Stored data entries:
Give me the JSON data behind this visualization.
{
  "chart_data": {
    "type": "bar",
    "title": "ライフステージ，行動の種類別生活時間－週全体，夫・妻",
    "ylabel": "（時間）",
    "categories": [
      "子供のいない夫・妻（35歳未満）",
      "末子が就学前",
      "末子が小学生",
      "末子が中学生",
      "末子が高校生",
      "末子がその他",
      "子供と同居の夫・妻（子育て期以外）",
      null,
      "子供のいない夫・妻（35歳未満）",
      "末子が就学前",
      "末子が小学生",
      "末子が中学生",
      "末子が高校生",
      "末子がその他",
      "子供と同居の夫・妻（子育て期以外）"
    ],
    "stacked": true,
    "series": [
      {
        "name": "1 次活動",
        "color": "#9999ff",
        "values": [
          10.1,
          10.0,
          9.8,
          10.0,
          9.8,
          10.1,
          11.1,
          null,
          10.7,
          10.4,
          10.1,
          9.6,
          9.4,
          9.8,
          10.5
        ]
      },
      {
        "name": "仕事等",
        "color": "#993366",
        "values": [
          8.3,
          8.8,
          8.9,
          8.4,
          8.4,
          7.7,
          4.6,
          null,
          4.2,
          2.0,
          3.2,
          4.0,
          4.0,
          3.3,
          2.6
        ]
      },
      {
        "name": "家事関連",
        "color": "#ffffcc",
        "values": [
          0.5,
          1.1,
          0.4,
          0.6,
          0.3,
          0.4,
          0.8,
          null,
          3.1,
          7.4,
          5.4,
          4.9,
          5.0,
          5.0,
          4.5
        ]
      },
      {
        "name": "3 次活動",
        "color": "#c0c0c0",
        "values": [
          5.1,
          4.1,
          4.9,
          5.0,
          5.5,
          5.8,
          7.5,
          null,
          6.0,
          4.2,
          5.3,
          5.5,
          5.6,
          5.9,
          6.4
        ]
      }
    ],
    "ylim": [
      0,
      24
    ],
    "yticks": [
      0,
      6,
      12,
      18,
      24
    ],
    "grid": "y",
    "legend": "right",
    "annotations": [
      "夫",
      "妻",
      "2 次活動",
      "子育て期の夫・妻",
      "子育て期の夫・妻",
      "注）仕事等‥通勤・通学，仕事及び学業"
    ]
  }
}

# WHAT THE TASK REQUIRES
Each record must be returned exactly as it is written.

# OUTPUT BELOW
Give me the JSON data behind this visualization.
{
  "chart_data": {
    "type": "bar",
    "title": "ライフステージ，行動の種類別生活時間－週全体，夫・妻",
    "ylabel": "（時間）",
    "categories": [
      "子供のいない夫・妻（35歳未満）",
      "末子が就学前",
      "末子が小学生",
      "末子が中学生",
      "末子が高校生",
      "末子がその他",
      "子供と同居の夫・妻（子育て期以外）",
      null,
      "子供のいない夫・妻（35歳未満）",
      "末子が就学前",
      "末子が小学生",
      "末子が中学生",
      "末子が高校生",
      "末子がその他",
      "子供と同居の夫・妻（子育て期以外）"
    ],
    "stacked": true,
    "series": [
      {
        "name": "1 次活動",
        "color": "#9999ff",
        "values": [
          10.1,
          10.0,
          9.8,
          10.0,
          9.8,
          10.1,
          11.1,
          null,
          10.7,
          10.4,
          10.1,
          9.6,
          9.4,
          9.8,
          10.5
        ]
      },
      {
        "name": "仕事等",
        "color": "#993366",
        "values": [
          8.3,
          8.8,
          8.9,
          8.4,
          8.4,
          7.7,
          4.6,
          null,
          4.2,
          2.0,
          3.2,
          4.0,
          4.0,
          3.3,
          2.6
        ]
      },
      {
        "name": "家事関連",
        "color": "#ffffcc",
        "values": [
          0.5,
          1.1,
          0.4,
          0.6,
          0.3,
          0.4,
          0.8,
          null,
          3.1,
          7.4,
          5.4,
          4.9,
          5.0,
          5.0,
          4.5
        ]
      },
      {
        "name": "3 次活動",
        "color": "#c0c0c0",
        "values": [
          5.1,
          4.1,
          4.9,
          5.0,
          5.5,
          5.8,
          7.5,
          null,
          6.0,
          4.2,
          5.3,
          5.5,
          5.6,
          5.9,
          6.4
        ]
      }
    ],
    "ylim": [
      0,
      24
    ],
    "yticks": [
      0,
      6,
      12,
      18,
      24
    ],
    "grid": "y",
    "legend": "right",
    "annotations": [
      "夫",
      "妻",
      "2 次活動",
      "子育て期の夫・妻",
      "子育て期の夫・妻",
      "注）仕事等‥通勤・通学，仕事及び学業"
    ]
  }
}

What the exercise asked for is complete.